Entries provided.
╭──

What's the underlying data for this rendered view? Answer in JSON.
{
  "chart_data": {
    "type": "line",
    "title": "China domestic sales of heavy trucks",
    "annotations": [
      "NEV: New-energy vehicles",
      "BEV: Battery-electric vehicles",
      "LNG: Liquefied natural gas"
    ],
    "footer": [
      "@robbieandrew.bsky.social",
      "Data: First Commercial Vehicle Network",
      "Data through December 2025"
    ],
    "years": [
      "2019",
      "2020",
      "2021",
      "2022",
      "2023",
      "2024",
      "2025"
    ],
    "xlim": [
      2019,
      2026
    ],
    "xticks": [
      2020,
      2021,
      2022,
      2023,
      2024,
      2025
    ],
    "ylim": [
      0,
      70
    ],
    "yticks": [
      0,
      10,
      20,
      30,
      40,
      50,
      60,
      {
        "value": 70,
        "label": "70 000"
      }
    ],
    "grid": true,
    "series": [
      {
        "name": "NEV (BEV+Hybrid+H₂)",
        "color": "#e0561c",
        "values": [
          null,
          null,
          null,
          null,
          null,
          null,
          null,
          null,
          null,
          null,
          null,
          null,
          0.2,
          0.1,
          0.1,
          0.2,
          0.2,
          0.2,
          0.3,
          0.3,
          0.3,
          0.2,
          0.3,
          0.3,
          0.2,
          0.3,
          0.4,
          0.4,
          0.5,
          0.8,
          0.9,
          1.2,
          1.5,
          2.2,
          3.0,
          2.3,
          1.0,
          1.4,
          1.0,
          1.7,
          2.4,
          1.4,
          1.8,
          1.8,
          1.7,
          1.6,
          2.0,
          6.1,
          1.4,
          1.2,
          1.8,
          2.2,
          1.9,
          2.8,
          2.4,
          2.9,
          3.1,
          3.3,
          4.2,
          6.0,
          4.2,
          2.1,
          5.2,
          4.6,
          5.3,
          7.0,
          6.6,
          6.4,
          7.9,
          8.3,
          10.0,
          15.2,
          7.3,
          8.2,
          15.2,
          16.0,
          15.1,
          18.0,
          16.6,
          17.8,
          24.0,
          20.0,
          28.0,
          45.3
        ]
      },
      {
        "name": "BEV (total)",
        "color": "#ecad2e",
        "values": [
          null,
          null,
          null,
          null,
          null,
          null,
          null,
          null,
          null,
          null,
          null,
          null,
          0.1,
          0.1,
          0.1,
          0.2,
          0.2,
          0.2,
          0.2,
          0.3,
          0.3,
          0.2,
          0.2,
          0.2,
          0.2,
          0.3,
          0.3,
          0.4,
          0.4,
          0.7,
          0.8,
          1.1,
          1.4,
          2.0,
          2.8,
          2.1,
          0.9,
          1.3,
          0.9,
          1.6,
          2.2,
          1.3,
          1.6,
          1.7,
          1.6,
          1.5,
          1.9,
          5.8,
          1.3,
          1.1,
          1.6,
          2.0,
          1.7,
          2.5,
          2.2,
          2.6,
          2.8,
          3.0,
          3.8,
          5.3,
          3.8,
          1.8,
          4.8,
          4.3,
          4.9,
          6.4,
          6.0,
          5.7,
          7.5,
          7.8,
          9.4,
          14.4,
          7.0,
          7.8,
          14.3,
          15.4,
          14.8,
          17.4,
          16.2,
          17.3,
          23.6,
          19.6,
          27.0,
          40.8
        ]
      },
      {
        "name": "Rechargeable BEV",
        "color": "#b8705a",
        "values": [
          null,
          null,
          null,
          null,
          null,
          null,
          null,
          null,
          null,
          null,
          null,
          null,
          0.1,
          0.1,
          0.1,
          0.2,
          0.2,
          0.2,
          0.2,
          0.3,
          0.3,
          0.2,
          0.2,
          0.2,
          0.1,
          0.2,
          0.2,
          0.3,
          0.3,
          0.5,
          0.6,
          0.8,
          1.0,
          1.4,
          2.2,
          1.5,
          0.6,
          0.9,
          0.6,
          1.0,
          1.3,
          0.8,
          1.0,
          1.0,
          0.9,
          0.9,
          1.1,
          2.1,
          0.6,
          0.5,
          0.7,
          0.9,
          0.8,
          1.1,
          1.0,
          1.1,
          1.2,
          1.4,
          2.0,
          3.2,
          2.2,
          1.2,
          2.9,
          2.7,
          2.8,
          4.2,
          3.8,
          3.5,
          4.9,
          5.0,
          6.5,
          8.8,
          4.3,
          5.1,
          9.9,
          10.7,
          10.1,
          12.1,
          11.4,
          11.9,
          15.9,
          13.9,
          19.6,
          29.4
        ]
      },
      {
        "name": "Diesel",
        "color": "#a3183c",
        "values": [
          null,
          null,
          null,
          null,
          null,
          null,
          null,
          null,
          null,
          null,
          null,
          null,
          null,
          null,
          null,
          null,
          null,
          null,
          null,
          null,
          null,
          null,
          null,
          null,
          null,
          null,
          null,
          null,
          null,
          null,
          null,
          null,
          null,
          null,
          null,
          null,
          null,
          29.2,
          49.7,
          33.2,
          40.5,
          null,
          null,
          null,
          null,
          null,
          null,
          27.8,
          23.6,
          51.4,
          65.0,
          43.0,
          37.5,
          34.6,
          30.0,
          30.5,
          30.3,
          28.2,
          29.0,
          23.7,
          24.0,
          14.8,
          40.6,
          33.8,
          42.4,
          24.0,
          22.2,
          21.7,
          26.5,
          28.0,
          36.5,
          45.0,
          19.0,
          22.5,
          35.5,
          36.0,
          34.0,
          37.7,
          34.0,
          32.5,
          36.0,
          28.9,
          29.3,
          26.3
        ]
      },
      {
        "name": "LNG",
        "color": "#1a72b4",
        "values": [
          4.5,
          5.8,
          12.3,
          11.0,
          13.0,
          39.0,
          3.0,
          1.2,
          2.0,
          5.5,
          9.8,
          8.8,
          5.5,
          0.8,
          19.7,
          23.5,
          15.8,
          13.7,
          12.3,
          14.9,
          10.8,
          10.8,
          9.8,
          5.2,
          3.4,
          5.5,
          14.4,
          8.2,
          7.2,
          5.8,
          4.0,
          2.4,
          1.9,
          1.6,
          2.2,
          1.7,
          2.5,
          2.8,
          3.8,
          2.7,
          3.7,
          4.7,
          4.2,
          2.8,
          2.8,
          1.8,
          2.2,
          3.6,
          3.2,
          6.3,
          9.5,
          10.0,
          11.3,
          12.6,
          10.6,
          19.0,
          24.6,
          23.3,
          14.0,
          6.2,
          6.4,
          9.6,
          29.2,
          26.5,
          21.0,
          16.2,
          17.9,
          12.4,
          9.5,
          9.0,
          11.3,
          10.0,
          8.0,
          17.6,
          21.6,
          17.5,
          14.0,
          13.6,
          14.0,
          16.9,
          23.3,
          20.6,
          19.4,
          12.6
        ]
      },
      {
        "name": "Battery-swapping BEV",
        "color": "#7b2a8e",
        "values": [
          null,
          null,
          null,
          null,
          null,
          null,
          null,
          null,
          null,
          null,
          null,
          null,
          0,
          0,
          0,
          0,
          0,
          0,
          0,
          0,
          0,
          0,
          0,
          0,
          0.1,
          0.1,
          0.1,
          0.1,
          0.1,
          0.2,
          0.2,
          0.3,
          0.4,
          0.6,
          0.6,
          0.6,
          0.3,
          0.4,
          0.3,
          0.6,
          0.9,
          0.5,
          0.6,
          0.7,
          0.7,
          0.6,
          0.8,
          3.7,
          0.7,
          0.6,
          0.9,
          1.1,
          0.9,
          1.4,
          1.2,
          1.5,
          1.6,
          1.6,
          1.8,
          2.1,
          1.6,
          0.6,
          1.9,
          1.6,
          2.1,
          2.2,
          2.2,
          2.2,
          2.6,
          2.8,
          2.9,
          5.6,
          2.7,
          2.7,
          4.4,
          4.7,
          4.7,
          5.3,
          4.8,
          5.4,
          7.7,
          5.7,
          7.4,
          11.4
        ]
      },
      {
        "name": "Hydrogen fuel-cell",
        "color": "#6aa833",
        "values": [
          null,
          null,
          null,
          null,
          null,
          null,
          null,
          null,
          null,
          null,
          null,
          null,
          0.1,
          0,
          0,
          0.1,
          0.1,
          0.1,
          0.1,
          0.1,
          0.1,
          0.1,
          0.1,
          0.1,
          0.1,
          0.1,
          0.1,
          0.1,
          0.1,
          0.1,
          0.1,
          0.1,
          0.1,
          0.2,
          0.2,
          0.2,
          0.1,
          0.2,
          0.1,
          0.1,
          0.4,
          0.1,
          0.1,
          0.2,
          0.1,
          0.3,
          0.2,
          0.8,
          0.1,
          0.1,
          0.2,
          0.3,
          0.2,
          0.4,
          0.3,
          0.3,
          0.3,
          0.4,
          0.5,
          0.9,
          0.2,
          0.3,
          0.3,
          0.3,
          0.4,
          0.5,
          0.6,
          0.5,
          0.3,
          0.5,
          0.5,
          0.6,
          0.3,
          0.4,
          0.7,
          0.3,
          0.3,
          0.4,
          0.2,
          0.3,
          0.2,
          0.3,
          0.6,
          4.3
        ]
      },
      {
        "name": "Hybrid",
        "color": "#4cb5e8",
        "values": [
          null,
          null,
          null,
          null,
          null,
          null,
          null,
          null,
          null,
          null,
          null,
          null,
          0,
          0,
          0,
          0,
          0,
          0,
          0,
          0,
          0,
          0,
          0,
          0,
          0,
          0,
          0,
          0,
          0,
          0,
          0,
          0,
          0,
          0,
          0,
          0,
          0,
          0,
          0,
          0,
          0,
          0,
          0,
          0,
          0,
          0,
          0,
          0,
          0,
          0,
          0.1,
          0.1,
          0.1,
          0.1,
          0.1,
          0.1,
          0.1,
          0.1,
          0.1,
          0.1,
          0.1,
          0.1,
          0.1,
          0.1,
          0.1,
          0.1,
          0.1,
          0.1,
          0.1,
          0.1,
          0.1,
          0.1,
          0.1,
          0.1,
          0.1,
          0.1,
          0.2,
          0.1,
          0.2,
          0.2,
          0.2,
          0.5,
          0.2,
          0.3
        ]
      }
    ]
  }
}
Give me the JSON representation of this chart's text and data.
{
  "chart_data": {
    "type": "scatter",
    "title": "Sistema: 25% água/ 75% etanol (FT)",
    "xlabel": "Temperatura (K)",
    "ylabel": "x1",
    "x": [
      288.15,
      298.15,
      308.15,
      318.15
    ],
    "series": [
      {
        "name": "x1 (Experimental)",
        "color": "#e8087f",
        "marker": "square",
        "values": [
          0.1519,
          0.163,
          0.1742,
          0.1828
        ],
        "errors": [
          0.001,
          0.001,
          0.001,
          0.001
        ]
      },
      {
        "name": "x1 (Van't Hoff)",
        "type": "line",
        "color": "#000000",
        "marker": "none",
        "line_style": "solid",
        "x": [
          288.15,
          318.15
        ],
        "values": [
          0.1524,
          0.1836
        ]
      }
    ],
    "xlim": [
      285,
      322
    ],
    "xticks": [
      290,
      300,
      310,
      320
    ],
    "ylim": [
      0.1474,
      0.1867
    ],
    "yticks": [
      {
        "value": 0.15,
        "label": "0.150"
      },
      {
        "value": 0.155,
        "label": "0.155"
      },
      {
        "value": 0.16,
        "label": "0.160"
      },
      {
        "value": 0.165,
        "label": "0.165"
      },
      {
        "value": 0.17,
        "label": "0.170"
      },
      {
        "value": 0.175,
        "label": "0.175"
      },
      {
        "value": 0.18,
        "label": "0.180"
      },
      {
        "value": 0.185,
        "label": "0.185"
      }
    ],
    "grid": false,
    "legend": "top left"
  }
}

╰──

Stated exercise. Show the lines of the data that hold the word "title".

The output.
    "title": "China domestic sales of heavy trucks",
    "title": "Sistema: 25% água/ 75% etanol (FT)",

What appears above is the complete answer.